**EXERCISE DIRECTIONS**
Retype the records below exactly as they appear, but leave out any pictures.

**INPUT DATA**
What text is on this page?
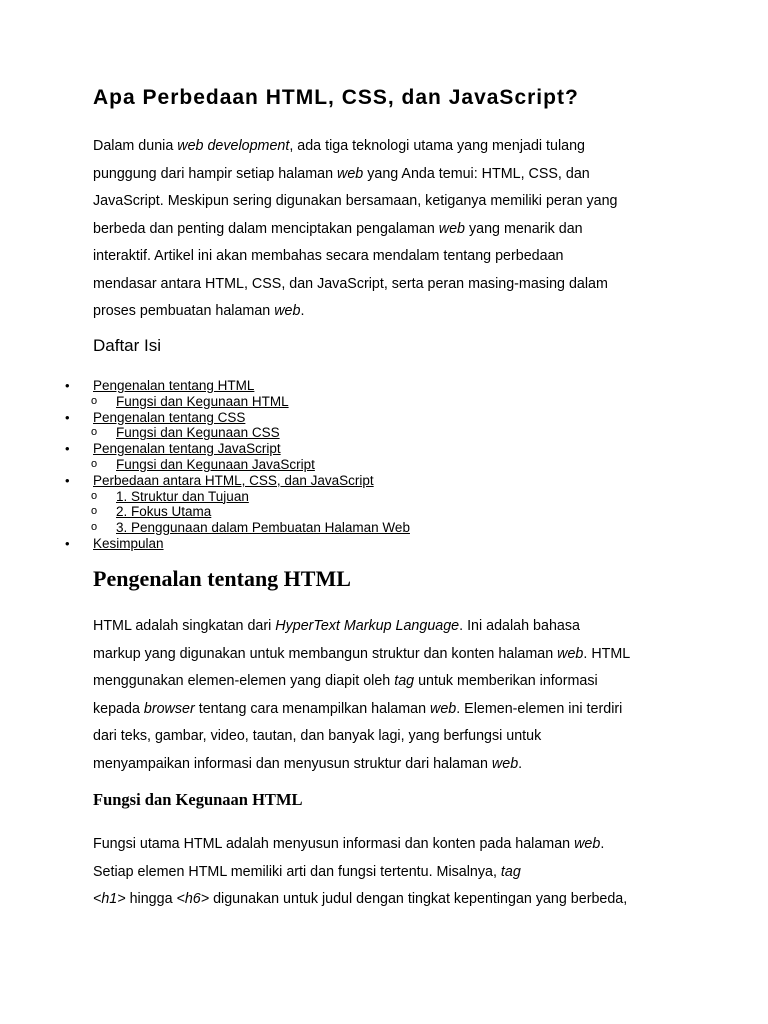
Apa Perbedaan HTML, CSS, dan JavaScript?
Dalam dunia web development, ada tiga teknologi utama yang menjadi tulang
punggung dari hampir setiap halaman web yang Anda temui: HTML, CSS, dan
JavaScript. Meskipun sering digunakan bersamaan, ketiganya memiliki peran yang
berbeda dan penting dalam menciptakan pengalaman web yang menarik dan
interaktif. Artikel ini akan membahas secara mendalam tentang perbedaan
mendasar antara HTML, CSS, dan JavaScript, serta peran masing-masing dalam
proses pembuatan halaman web.
Daftar Isi
• Pengenalan tentang HTML
o Fungsi dan Kegunaan HTML
• Pengenalan tentang CSS
o Fungsi dan Kegunaan CSS
• Pengenalan tentang JavaScript
o Fungsi dan Kegunaan JavaScript
• Perbedaan antara HTML, CSS, dan JavaScript
o 1. Struktur dan Tujuan
o 2. Fokus Utama
o 3. Penggunaan dalam Pembuatan Halaman Web
• Kesimpulan
Pengenalan tentang HTML
HTML adalah singkatan dari HyperText Markup Language. Ini adalah bahasa
markup yang digunakan untuk membangun struktur dan konten halaman web. HTML
menggunakan elemen-elemen yang diapit oleh tag untuk memberikan informasi
kepada browser tentang cara menampilkan halaman web. Elemen-elemen ini terdiri
dari teks, gambar, video, tautan, dan banyak lagi, yang berfungsi untuk
menyampaikan informasi dan menyusun struktur dari halaman web.
Fungsi dan Kegunaan HTML
Fungsi utama HTML adalah menyusun informasi dan konten pada halaman web.
Setiap elemen HTML memiliki arti dan fungsi tertentu. Misalnya, tag
<h1> hingga <h6> digunakan untuk judul dengan tingkat kepentingan yang berbeda,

**COMPLETED EXERCISE**
What text is on this page?
Apa Perbedaan HTML, CSS, dan JavaScript?
Dalam dunia web development, ada tiga teknologi utama yang menjadi tulang
punggung dari hampir setiap halaman web yang Anda temui: HTML, CSS, dan
JavaScript. Meskipun sering digunakan bersamaan, ketiganya memiliki peran yang
berbeda dan penting dalam menciptakan pengalaman web yang menarik dan
interaktif. Artikel ini akan membahas secara mendalam tentang perbedaan
mendasar antara HTML, CSS, dan JavaScript, serta peran masing-masing dalam
proses pembuatan halaman web.
Daftar Isi
• Pengenalan tentang HTML
o Fungsi dan Kegunaan HTML
• Pengenalan tentang CSS
o Fungsi dan Kegunaan CSS
• Pengenalan tentang JavaScript
o Fungsi dan Kegunaan JavaScript
• Perbedaan antara HTML, CSS, dan JavaScript
o 1. Struktur dan Tujuan
o 2. Fokus Utama
o 3. Penggunaan dalam Pembuatan Halaman Web
• Kesimpulan
Pengenalan tentang HTML
HTML adalah singkatan dari HyperText Markup Language. Ini adalah bahasa
markup yang digunakan untuk membangun struktur dan konten halaman web. HTML
menggunakan elemen-elemen yang diapit oleh tag untuk memberikan informasi
kepada browser tentang cara menampilkan halaman web. Elemen-elemen ini terdiri
dari teks, gambar, video, tautan, dan banyak lagi, yang berfungsi untuk
menyampaikan informasi dan menyusun struktur dari halaman web.
Fungsi dan Kegunaan HTML
Fungsi utama HTML adalah menyusun informasi dan konten pada halaman web.
Setiap elemen HTML memiliki arti dan fungsi tertentu. Misalnya, tag
<h1> hingga <h6> digunakan untuk judul dengan tingkat kepentingan yang berbeda,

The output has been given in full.